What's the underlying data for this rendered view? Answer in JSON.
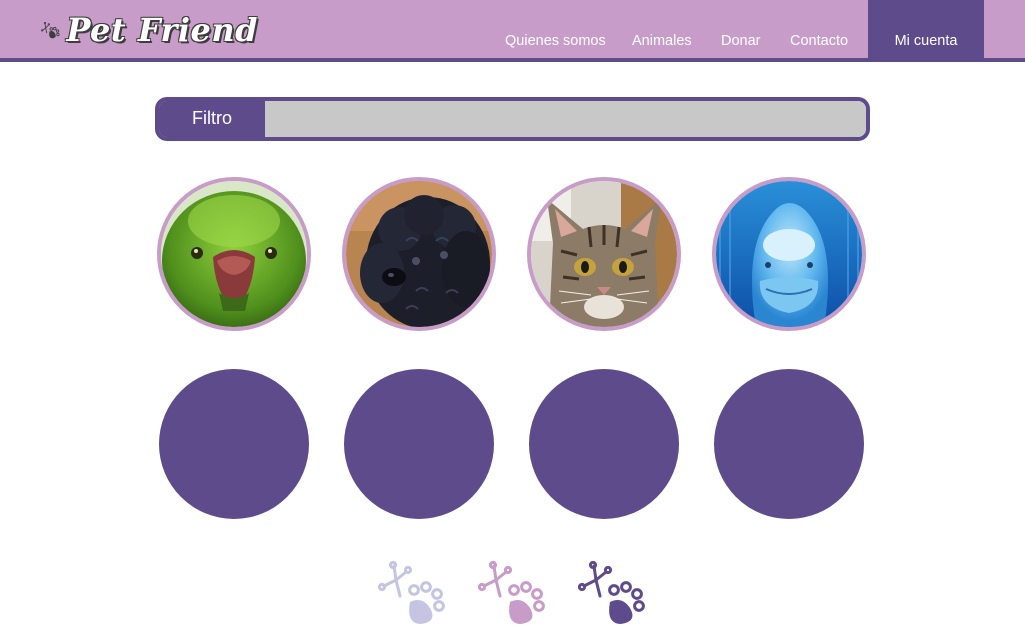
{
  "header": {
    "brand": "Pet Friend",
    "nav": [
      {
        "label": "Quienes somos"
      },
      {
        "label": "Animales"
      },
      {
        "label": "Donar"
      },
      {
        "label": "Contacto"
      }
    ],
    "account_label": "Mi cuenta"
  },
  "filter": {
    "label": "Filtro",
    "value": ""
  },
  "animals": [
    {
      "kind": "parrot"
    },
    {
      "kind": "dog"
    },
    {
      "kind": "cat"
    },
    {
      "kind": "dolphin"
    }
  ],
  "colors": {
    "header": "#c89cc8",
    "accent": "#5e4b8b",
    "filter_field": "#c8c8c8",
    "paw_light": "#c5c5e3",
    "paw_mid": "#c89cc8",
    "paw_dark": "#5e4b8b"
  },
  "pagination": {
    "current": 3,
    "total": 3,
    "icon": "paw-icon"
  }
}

- PROBLEM REQUIREMENTS
Take the data above and repeat it exactly, leaving each picture out.

- OUTPUT
What's the underlying data for this rendered view? Answer in JSON.
{
  "header": {
    "brand": "Pet Friend",
    "nav": [
      {
        "label": "Quienes somos"
      },
      {
        "label": "Animales"
      },
      {
        "label": "Donar"
      },
      {
        "label": "Contacto"
      }
    ],
    "account_label": "Mi cuenta"
  },
  "filter": {
    "label": "Filtro",
    "value": ""
  },
  "animals": [
    {
      "kind": "parrot"
    },
    {
      "kind": "dog"
    },
    {
      "kind": "cat"
    },
    {
      "kind": "dolphin"
    }
  ],
  "colors": {
    "header": "#c89cc8",
    "accent": "#5e4b8b",
    "filter_field": "#c8c8c8",
    "paw_light": "#c5c5e3",
    "paw_mid": "#c89cc8",
    "paw_dark": "#5e4b8b"
  },
  "pagination": {
    "current": 3,
    "total": 3,
    "icon": "paw-icon"
  }
}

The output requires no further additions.